Data excerpts ▸
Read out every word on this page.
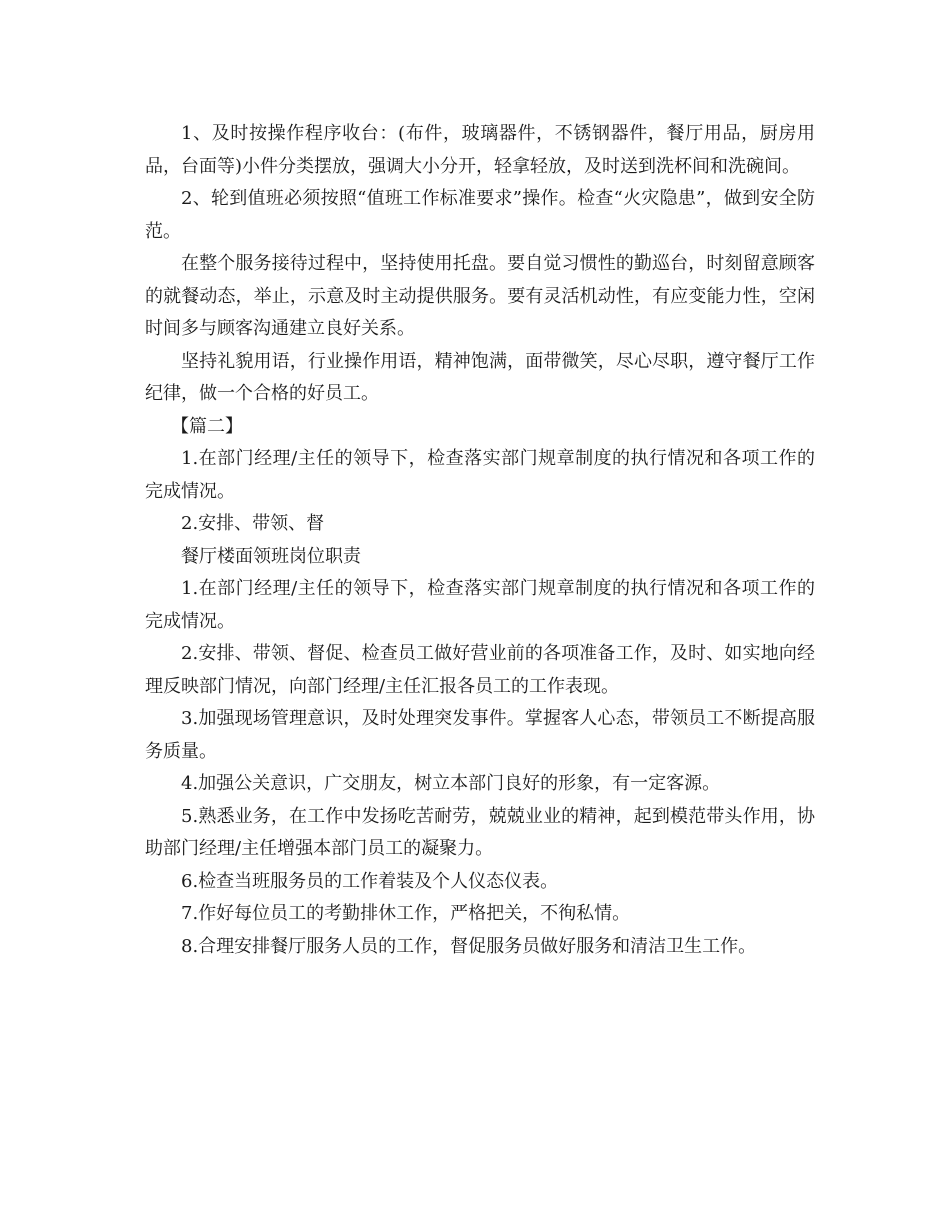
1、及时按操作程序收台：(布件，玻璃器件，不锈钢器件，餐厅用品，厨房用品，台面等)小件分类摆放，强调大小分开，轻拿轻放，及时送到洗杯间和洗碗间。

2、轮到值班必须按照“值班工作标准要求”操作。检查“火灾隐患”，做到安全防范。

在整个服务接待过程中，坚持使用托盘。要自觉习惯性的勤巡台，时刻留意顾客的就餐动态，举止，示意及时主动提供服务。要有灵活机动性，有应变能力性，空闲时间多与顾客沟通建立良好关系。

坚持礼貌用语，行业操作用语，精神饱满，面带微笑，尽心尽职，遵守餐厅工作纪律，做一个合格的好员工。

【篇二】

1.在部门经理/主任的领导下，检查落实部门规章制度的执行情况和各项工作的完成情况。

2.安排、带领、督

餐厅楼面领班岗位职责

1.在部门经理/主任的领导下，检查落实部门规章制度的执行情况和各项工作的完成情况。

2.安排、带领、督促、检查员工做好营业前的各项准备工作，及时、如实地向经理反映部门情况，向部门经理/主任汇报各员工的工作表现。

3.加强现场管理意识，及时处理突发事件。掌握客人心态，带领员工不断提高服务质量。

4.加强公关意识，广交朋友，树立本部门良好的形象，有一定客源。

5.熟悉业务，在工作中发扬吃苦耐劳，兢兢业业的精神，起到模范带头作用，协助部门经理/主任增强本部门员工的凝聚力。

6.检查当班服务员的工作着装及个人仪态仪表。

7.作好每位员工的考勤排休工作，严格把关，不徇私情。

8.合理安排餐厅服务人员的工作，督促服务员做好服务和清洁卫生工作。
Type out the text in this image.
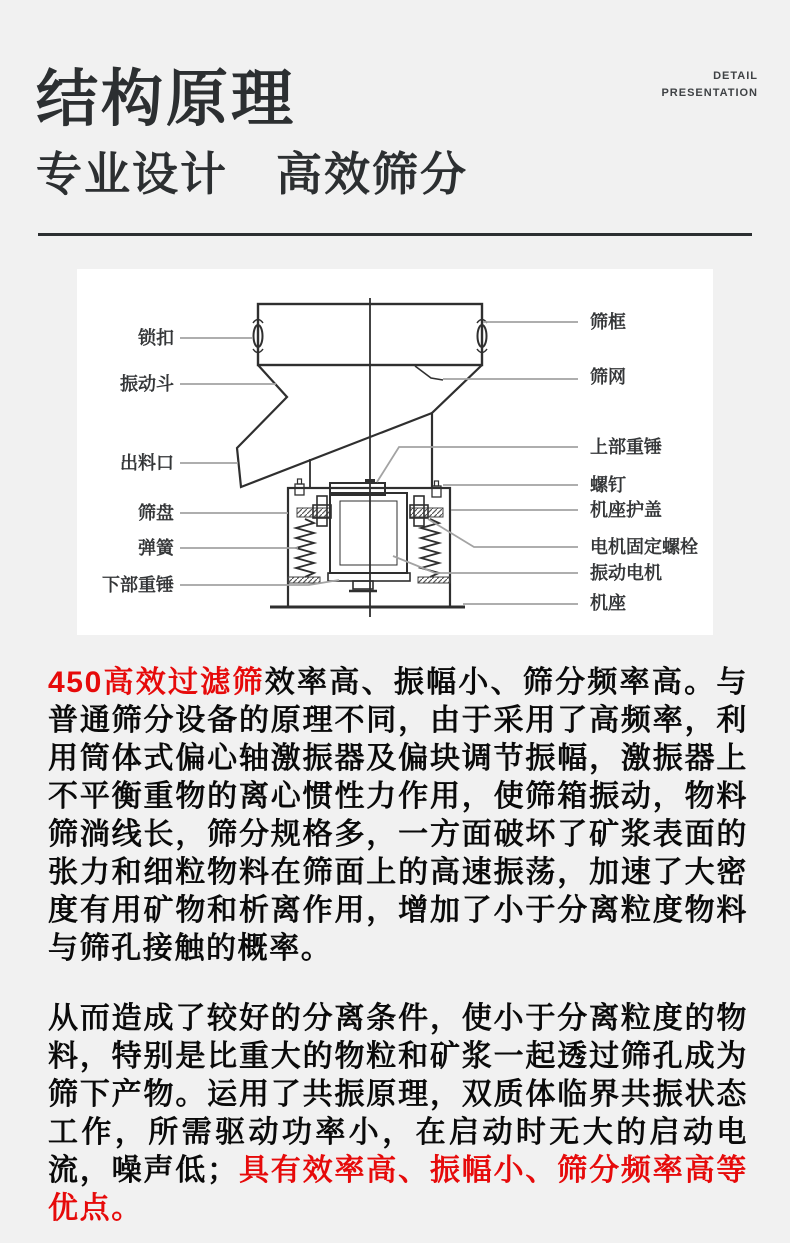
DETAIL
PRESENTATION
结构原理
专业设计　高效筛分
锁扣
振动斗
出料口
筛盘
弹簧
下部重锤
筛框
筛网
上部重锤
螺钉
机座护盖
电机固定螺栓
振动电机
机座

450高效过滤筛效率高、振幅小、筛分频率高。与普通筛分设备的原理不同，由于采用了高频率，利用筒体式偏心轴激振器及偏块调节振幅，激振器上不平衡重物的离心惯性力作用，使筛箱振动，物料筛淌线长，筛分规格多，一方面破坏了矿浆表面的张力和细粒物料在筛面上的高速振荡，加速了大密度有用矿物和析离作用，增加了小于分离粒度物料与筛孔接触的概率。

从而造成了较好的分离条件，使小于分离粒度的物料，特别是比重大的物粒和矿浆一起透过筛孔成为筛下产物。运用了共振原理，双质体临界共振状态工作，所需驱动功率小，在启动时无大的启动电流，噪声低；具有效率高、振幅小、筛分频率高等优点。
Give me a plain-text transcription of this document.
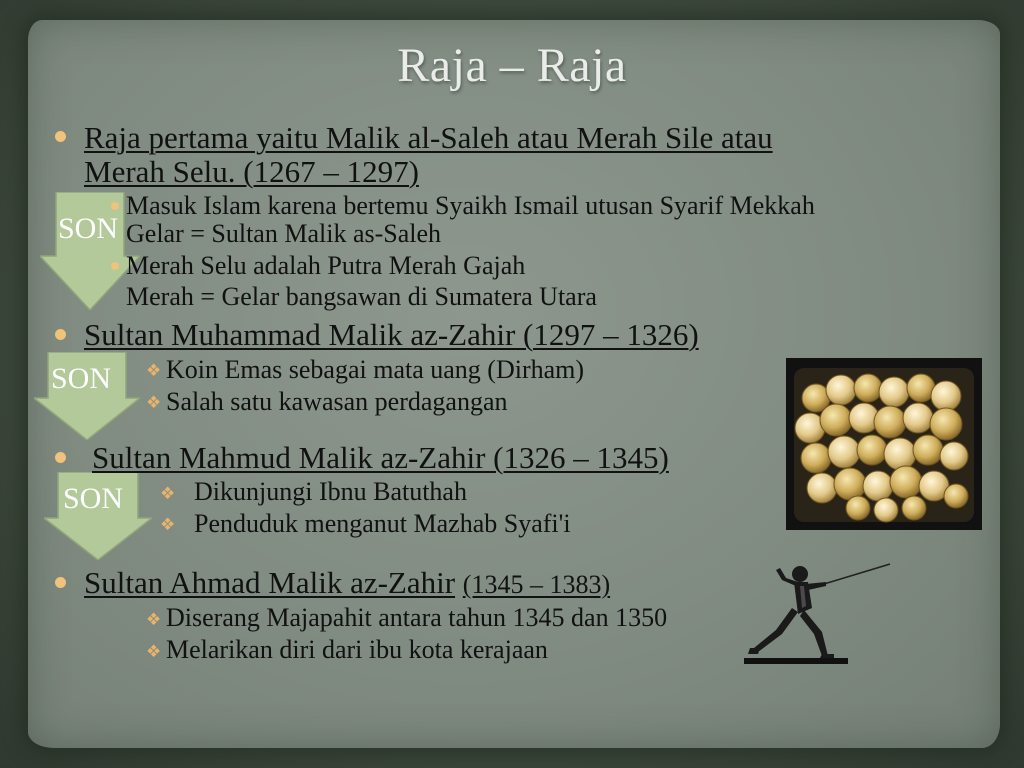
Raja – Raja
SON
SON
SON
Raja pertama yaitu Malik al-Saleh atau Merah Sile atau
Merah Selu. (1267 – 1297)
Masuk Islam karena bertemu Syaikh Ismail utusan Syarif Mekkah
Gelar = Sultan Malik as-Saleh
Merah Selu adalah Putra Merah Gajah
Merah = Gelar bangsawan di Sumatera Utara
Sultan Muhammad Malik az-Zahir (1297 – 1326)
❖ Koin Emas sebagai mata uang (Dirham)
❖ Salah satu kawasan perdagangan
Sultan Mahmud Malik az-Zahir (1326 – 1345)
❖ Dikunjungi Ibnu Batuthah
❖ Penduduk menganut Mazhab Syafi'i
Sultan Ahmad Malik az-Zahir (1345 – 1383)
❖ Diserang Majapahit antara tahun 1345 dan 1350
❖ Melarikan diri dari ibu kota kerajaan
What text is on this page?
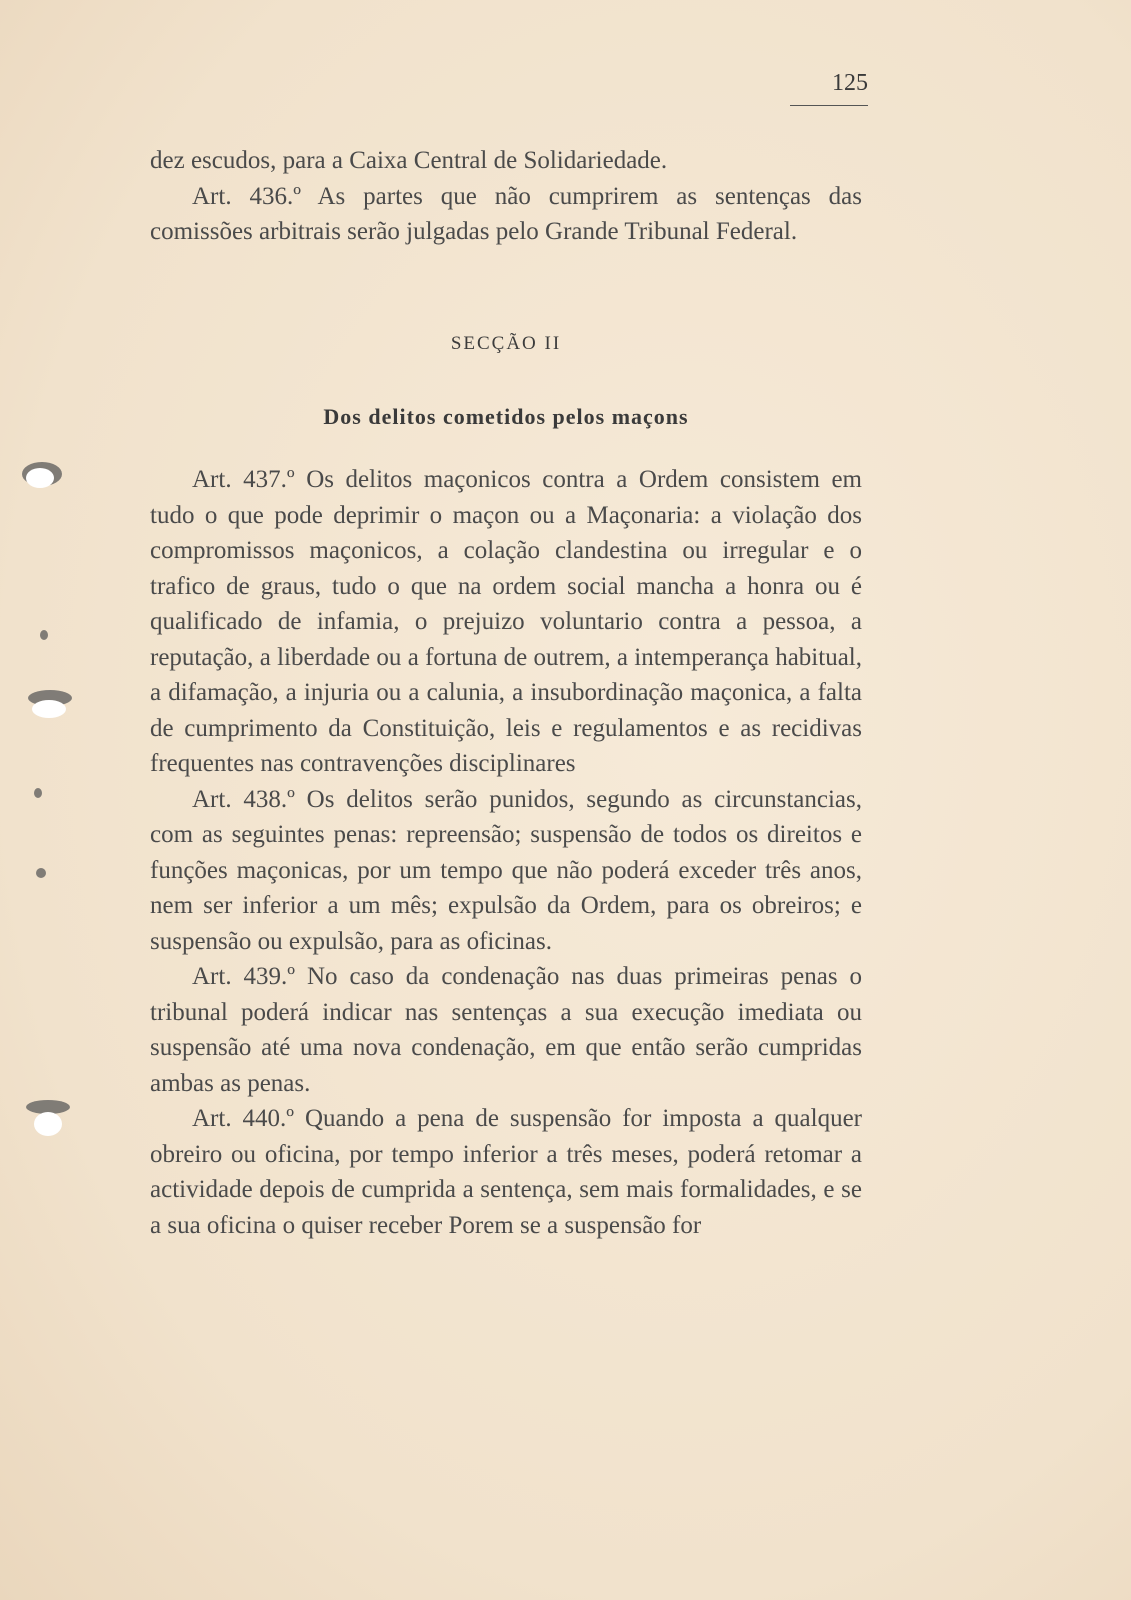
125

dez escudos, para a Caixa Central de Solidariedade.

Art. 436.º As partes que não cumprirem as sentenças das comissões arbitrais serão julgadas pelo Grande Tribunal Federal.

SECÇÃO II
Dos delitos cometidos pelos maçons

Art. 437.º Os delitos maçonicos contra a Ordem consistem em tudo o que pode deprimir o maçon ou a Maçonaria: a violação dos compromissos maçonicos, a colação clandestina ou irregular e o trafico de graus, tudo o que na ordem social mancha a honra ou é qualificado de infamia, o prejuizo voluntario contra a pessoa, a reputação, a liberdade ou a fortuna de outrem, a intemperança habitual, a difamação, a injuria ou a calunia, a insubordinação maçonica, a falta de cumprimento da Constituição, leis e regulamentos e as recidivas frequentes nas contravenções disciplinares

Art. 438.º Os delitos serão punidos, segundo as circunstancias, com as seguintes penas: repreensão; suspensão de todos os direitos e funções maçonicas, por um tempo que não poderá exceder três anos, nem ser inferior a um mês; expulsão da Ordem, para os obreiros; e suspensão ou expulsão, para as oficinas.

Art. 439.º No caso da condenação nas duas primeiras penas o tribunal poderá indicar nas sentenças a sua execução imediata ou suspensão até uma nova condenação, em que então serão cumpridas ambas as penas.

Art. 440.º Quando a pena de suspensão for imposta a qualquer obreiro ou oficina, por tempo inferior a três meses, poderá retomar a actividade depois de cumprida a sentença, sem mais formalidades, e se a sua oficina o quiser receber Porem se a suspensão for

Problem details ▸
Go over the records above and tally the lines with the word "Malik" in them. Give the number alone.

Solution to this task ▸
5